WORK TO DO: Go through the listing and write out all of it exactly.

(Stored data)
════

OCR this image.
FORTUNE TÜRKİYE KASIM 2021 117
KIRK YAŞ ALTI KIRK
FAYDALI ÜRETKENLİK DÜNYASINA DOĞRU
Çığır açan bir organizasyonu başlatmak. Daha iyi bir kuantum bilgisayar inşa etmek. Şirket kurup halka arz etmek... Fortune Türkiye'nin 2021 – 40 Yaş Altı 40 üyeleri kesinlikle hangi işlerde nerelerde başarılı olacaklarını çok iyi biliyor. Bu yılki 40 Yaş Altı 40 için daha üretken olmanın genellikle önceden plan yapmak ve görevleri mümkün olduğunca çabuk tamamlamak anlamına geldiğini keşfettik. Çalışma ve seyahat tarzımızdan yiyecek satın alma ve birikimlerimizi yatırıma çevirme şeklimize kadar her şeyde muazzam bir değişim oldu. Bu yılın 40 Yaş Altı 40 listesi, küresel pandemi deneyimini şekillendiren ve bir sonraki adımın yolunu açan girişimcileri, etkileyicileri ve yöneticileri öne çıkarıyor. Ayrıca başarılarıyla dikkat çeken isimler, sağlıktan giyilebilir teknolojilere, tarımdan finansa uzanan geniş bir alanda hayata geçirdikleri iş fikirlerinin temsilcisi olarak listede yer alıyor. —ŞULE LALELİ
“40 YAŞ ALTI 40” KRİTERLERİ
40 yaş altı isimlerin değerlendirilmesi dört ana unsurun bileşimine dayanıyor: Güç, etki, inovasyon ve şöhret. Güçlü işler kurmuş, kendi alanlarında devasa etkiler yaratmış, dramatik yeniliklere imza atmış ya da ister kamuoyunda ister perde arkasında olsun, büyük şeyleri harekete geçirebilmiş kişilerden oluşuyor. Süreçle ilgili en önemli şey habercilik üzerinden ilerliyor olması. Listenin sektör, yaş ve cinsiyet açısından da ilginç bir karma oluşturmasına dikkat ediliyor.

════

WRITTEN ANSWER:
OCR this image.
FORTUNE TÜRKİYE KASIM 2021 117
KIRK YAŞ ALTI KIRK
FAYDALI ÜRETKENLİK DÜNYASINA DOĞRU
Çığır açan bir organizasyonu başlatmak. Daha iyi bir kuantum bilgisayar inşa etmek. Şirket kurup halka arz etmek... Fortune Türkiye'nin 2021 – 40 Yaş Altı 40 üyeleri kesinlikle hangi işlerde nerelerde başarılı olacaklarını çok iyi biliyor. Bu yılki 40 Yaş Altı 40 için daha üretken olmanın genellikle önceden plan yapmak ve görevleri mümkün olduğunca çabuk tamamlamak anlamına geldiğini keşfettik. Çalışma ve seyahat tarzımızdan yiyecek satın alma ve birikimlerimizi yatırıma çevirme şeklimize kadar her şeyde muazzam bir değişim oldu. Bu yılın 40 Yaş Altı 40 listesi, küresel pandemi deneyimini şekillendiren ve bir sonraki adımın yolunu açan girişimcileri, etkileyicileri ve yöneticileri öne çıkarıyor. Ayrıca başarılarıyla dikkat çeken isimler, sağlıktan giyilebilir teknolojilere, tarımdan finansa uzanan geniş bir alanda hayata geçirdikleri iş fikirlerinin temsilcisi olarak listede yer alıyor. —ŞULE LALELİ
“40 YAŞ ALTI 40” KRİTERLERİ
40 yaş altı isimlerin değerlendirilmesi dört ana unsurun bileşimine dayanıyor: Güç, etki, inovasyon ve şöhret. Güçlü işler kurmuş, kendi alanlarında devasa etkiler yaratmış, dramatik yeniliklere imza atmış ya da ister kamuoyunda ister perde arkasında olsun, büyük şeyleri harekete geçirebilmiş kişilerden oluşuyor. Süreçle ilgili en önemli şey habercilik üzerinden ilerliyor olması. Listenin sektör, yaş ve cinsiyet açısından da ilginç bir karma oluşturmasına dikkat ediliyor.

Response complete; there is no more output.